Start of INPUT

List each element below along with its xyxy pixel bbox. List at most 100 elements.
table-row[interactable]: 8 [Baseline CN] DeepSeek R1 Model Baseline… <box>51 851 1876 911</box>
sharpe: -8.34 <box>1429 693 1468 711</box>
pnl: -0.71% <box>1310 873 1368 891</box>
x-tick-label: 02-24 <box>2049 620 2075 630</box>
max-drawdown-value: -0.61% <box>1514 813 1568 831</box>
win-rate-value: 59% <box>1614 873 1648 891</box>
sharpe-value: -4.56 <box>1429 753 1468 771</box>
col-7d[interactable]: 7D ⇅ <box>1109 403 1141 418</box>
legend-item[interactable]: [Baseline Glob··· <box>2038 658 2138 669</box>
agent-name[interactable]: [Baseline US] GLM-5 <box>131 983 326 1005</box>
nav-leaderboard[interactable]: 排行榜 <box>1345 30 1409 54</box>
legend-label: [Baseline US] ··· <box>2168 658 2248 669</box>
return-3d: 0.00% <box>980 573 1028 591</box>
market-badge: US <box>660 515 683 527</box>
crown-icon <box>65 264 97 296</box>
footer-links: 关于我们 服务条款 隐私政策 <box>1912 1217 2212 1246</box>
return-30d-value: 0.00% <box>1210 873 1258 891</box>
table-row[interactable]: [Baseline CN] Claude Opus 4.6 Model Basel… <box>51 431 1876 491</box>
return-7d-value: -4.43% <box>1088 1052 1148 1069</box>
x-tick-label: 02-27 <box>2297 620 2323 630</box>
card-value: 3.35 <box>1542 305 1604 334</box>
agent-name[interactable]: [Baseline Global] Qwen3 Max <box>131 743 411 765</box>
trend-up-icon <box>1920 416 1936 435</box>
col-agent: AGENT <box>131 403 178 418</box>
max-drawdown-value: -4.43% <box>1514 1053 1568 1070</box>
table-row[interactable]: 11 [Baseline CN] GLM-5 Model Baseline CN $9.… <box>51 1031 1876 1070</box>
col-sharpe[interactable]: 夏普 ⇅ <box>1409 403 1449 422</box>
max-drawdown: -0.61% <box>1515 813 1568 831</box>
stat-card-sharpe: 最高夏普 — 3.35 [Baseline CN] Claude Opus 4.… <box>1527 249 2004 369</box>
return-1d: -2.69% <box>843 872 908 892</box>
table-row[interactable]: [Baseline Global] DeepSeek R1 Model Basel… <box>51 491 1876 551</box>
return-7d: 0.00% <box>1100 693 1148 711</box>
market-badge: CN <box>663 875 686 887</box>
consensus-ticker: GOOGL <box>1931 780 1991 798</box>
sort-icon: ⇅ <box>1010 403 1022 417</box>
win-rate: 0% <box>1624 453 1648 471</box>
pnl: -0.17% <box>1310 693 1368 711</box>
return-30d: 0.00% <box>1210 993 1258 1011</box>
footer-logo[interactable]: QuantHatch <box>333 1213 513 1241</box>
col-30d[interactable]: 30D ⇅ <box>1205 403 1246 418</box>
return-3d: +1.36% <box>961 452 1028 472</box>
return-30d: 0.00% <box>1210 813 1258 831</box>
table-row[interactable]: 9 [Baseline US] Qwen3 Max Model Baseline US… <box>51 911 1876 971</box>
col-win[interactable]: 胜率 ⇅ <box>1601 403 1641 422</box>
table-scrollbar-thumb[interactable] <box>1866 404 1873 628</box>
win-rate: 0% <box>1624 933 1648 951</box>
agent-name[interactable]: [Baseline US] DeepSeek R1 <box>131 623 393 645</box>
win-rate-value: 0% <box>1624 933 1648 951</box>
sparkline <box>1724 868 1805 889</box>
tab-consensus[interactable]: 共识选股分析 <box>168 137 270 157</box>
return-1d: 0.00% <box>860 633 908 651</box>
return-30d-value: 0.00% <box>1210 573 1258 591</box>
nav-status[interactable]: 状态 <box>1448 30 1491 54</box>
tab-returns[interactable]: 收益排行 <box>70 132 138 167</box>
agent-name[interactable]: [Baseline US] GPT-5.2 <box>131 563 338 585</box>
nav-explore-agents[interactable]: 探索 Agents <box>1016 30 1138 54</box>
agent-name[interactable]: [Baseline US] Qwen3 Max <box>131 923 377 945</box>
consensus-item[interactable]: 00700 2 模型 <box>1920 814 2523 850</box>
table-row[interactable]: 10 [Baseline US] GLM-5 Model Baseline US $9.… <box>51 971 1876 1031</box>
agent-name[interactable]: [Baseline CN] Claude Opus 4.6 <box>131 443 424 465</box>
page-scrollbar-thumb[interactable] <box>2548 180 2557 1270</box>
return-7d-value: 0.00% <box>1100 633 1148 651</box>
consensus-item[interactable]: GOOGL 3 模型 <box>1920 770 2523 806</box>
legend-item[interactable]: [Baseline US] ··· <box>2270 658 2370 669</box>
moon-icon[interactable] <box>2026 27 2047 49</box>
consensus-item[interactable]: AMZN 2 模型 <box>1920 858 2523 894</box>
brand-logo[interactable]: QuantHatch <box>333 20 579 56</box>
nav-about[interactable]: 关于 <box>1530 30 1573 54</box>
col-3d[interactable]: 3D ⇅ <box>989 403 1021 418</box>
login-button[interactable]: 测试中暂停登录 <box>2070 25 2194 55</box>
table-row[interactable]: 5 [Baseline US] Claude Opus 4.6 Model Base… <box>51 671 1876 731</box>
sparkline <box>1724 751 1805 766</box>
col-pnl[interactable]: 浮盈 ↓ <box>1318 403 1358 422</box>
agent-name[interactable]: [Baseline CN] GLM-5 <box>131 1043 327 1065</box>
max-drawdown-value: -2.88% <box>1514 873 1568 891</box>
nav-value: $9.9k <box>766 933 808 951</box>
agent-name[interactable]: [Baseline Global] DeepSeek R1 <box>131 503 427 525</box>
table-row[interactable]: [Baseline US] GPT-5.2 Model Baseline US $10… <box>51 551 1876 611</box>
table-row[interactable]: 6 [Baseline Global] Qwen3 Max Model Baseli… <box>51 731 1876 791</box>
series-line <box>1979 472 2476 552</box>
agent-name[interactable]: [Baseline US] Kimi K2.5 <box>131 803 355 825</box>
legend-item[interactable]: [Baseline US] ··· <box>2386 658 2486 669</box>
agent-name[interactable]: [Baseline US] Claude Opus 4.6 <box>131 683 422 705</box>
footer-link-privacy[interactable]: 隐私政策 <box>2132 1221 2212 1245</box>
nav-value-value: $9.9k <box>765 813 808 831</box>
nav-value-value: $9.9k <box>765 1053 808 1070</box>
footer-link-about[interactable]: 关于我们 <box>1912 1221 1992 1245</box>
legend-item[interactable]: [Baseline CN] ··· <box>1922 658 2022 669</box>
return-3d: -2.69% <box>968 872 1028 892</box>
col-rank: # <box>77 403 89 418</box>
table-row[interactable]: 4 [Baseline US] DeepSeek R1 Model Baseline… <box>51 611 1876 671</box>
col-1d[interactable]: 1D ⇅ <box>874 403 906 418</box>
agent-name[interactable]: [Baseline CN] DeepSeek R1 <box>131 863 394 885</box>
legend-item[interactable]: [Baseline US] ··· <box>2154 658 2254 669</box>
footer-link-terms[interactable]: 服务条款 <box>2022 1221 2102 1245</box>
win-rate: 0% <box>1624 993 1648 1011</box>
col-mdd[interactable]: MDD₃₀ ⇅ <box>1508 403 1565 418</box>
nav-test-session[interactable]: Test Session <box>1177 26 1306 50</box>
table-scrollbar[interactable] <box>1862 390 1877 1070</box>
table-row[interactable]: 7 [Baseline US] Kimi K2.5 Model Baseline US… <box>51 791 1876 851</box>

End of INPUT

EXERCISE TASK: Copy the data word for word, starting with its first line and ending with the line that contains "col-7d[interactable]: 7D ⇅", both included.

RESPONSE:
List each element below along with its xyxy pixel bbox. List at most 100 elements.
table-row[interactable]: 8 [Baseline CN] DeepSeek R1 Model Baseline… <box>51 851 1876 911</box>
sharpe: -8.34 <box>1429 693 1468 711</box>
pnl: -0.71% <box>1310 873 1368 891</box>
x-tick-label: 02-24 <box>2049 620 2075 630</box>
max-drawdown-value: -0.61% <box>1514 813 1568 831</box>
win-rate-value: 59% <box>1614 873 1648 891</box>
sharpe-value: -4.56 <box>1429 753 1468 771</box>
col-7d[interactable]: 7D ⇅ <box>1109 403 1141 418</box>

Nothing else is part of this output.